Required task:
In full and without alteration, give the listing again.

Given entries:
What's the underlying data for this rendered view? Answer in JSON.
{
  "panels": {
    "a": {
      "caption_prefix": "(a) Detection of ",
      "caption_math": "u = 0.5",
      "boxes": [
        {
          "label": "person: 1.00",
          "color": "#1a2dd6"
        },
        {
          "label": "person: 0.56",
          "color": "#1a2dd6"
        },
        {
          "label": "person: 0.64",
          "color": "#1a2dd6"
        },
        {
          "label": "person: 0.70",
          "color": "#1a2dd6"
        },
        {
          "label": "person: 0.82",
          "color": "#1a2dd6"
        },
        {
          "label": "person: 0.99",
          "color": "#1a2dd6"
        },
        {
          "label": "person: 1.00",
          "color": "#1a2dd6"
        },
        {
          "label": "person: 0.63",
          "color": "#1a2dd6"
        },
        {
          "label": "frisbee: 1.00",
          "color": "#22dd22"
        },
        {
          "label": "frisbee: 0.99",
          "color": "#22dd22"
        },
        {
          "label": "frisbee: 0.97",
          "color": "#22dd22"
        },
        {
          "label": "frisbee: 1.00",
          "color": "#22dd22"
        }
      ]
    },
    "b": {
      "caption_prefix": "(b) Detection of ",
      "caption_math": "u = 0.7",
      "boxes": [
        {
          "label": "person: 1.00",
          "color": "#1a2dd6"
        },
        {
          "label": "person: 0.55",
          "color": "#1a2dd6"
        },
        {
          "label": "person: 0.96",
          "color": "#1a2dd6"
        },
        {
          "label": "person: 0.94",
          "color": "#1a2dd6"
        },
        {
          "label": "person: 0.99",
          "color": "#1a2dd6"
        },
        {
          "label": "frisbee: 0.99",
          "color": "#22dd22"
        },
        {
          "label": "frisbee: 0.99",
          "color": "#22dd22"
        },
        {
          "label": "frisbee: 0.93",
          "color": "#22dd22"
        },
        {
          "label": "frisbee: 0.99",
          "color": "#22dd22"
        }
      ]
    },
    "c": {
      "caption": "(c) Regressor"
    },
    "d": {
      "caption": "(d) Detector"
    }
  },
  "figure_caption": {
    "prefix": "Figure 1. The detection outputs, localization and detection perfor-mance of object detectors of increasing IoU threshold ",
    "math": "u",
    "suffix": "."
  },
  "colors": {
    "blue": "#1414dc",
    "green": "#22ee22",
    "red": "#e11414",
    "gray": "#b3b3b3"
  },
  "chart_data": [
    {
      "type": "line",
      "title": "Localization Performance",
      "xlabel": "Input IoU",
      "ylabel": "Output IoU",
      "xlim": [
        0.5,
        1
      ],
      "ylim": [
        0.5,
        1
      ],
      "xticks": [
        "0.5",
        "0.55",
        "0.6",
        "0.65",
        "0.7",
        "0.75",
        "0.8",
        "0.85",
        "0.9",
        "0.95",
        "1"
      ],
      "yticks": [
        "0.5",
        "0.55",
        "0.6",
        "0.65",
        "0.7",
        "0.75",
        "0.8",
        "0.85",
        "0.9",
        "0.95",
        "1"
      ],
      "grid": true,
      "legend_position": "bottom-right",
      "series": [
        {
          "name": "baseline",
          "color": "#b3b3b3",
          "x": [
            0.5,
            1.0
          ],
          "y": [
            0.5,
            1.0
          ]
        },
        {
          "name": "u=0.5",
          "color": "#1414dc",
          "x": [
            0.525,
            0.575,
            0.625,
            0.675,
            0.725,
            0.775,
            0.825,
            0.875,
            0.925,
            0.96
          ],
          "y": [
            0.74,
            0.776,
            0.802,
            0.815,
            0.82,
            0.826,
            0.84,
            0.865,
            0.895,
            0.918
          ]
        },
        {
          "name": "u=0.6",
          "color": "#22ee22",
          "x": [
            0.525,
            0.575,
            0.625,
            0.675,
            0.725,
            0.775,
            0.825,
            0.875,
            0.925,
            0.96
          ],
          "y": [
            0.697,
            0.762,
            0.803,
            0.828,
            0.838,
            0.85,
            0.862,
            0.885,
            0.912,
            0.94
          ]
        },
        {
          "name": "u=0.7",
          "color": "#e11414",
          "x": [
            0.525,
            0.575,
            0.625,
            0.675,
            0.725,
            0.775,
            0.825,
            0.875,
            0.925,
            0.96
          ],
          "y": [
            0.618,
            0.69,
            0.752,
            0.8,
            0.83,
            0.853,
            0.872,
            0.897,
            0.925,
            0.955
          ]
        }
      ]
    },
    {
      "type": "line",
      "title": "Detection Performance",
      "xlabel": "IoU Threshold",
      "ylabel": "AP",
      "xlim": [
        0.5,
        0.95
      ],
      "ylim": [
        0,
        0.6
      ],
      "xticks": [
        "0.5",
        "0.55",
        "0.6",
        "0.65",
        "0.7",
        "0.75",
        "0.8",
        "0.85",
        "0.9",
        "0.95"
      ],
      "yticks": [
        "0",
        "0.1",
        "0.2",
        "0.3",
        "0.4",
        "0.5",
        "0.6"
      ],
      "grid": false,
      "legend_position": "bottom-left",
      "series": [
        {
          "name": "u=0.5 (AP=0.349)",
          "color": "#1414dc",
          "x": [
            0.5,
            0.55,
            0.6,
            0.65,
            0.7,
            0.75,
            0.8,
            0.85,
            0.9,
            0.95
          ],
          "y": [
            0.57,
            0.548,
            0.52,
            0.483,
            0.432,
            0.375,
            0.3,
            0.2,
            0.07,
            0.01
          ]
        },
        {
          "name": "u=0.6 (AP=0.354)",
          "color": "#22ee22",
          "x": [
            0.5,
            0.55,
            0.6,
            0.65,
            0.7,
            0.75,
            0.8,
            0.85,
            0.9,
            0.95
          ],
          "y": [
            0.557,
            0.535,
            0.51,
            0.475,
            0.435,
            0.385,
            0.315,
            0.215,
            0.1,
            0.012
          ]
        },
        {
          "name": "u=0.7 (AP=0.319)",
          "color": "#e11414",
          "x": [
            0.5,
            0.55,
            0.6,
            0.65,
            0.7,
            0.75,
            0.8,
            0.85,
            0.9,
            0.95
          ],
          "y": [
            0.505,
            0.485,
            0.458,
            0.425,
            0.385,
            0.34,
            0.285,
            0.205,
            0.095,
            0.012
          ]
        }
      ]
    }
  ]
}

Task answer:
What's the underlying data for this rendered view? Answer in JSON.
{
  "panels": {
    "a": {
      "caption_prefix": "(a) Detection of ",
      "caption_math": "u = 0.5",
      "boxes": [
        {
          "label": "person: 1.00",
          "color": "#1a2dd6"
        },
        {
          "label": "person: 0.56",
          "color": "#1a2dd6"
        },
        {
          "label": "person: 0.64",
          "color": "#1a2dd6"
        },
        {
          "label": "person: 0.70",
          "color": "#1a2dd6"
        },
        {
          "label": "person: 0.82",
          "color": "#1a2dd6"
        },
        {
          "label": "person: 0.99",
          "color": "#1a2dd6"
        },
        {
          "label": "person: 1.00",
          "color": "#1a2dd6"
        },
        {
          "label": "person: 0.63",
          "color": "#1a2dd6"
        },
        {
          "label": "frisbee: 1.00",
          "color": "#22dd22"
        },
        {
          "label": "frisbee: 0.99",
          "color": "#22dd22"
        },
        {
          "label": "frisbee: 0.97",
          "color": "#22dd22"
        },
        {
          "label": "frisbee: 1.00",
          "color": "#22dd22"
        }
      ]
    },
    "b": {
      "caption_prefix": "(b) Detection of ",
      "caption_math": "u = 0.7",
      "boxes": [
        {
          "label": "person: 1.00",
          "color": "#1a2dd6"
        },
        {
          "label": "person: 0.55",
          "color": "#1a2dd6"
        },
        {
          "label": "person: 0.96",
          "color": "#1a2dd6"
        },
        {
          "label": "person: 0.94",
          "color": "#1a2dd6"
        },
        {
          "label": "person: 0.99",
          "color": "#1a2dd6"
        },
        {
          "label": "frisbee: 0.99",
          "color": "#22dd22"
        },
        {
          "label": "frisbee: 0.99",
          "color": "#22dd22"
        },
        {
          "label": "frisbee: 0.93",
          "color": "#22dd22"
        },
        {
          "label": "frisbee: 0.99",
          "color": "#22dd22"
        }
      ]
    },
    "c": {
      "caption": "(c) Regressor"
    },
    "d": {
      "caption": "(d) Detector"
    }
  },
  "figure_caption": {
    "prefix": "Figure 1. The detection outputs, localization and detection perfor-mance of object detectors of increasing IoU threshold ",
    "math": "u",
    "suffix": "."
  },
  "colors": {
    "blue": "#1414dc",
    "green": "#22ee22",
    "red": "#e11414",
    "gray": "#b3b3b3"
  },
  "chart_data": [
    {
      "type": "line",
      "title": "Localization Performance",
      "xlabel": "Input IoU",
      "ylabel": "Output IoU",
      "xlim": [
        0.5,
        1
      ],
      "ylim": [
        0.5,
        1
      ],
      "xticks": [
        "0.5",
        "0.55",
        "0.6",
        "0.65",
        "0.7",
        "0.75",
        "0.8",
        "0.85",
        "0.9",
        "0.95",
        "1"
      ],
      "yticks": [
        "0.5",
        "0.55",
        "0.6",
        "0.65",
        "0.7",
        "0.75",
        "0.8",
        "0.85",
        "0.9",
        "0.95",
        "1"
      ],
      "grid": true,
      "legend_position": "bottom-right",
      "series": [
        {
          "name": "baseline",
          "color": "#b3b3b3",
          "x": [
            0.5,
            1.0
          ],
          "y": [
            0.5,
            1.0
          ]
        },
        {
          "name": "u=0.5",
          "color": "#1414dc",
          "x": [
            0.525,
            0.575,
            0.625,
            0.675,
            0.725,
            0.775,
            0.825,
            0.875,
            0.925,
            0.96
          ],
          "y": [
            0.74,
            0.776,
            0.802,
            0.815,
            0.82,
            0.826,
            0.84,
            0.865,
            0.895,
            0.918
          ]
        },
        {
          "name": "u=0.6",
          "color": "#22ee22",
          "x": [
            0.525,
            0.575,
            0.625,
            0.675,
            0.725,
            0.775,
            0.825,
            0.875,
            0.925,
            0.96
          ],
          "y": [
            0.697,
            0.762,
            0.803,
            0.828,
            0.838,
            0.85,
            0.862,
            0.885,
            0.912,
            0.94
          ]
        },
        {
          "name": "u=0.7",
          "color": "#e11414",
          "x": [
            0.525,
            0.575,
            0.625,
            0.675,
            0.725,
            0.775,
            0.825,
            0.875,
            0.925,
            0.96
          ],
          "y": [
            0.618,
            0.69,
            0.752,
            0.8,
            0.83,
            0.853,
            0.872,
            0.897,
            0.925,
            0.955
          ]
        }
      ]
    },
    {
      "type": "line",
      "title": "Detection Performance",
      "xlabel": "IoU Threshold",
      "ylabel": "AP",
      "xlim": [
        0.5,
        0.95
      ],
      "ylim": [
        0,
        0.6
      ],
      "xticks": [
        "0.5",
        "0.55",
        "0.6",
        "0.65",
        "0.7",
        "0.75",
        "0.8",
        "0.85",
        "0.9",
        "0.95"
      ],
      "yticks": [
        "0",
        "0.1",
        "0.2",
        "0.3",
        "0.4",
        "0.5",
        "0.6"
      ],
      "grid": false,
      "legend_position": "bottom-left",
      "series": [
        {
          "name": "u=0.5 (AP=0.349)",
          "color": "#1414dc",
          "x": [
            0.5,
            0.55,
            0.6,
            0.65,
            0.7,
            0.75,
            0.8,
            0.85,
            0.9,
            0.95
          ],
          "y": [
            0.57,
            0.548,
            0.52,
            0.483,
            0.432,
            0.375,
            0.3,
            0.2,
            0.07,
            0.01
          ]
        },
        {
          "name": "u=0.6 (AP=0.354)",
          "color": "#22ee22",
          "x": [
            0.5,
            0.55,
            0.6,
            0.65,
            0.7,
            0.75,
            0.8,
            0.85,
            0.9,
            0.95
          ],
          "y": [
            0.557,
            0.535,
            0.51,
            0.475,
            0.435,
            0.385,
            0.315,
            0.215,
            0.1,
            0.012
          ]
        },
        {
          "name": "u=0.7 (AP=0.319)",
          "color": "#e11414",
          "x": [
            0.5,
            0.55,
            0.6,
            0.65,
            0.7,
            0.75,
            0.8,
            0.85,
            0.9,
            0.95
          ],
          "y": [
            0.505,
            0.485,
            0.458,
            0.425,
            0.385,
            0.34,
            0.285,
            0.205,
            0.095,
            0.012
          ]
        }
      ]
    }
  ]
}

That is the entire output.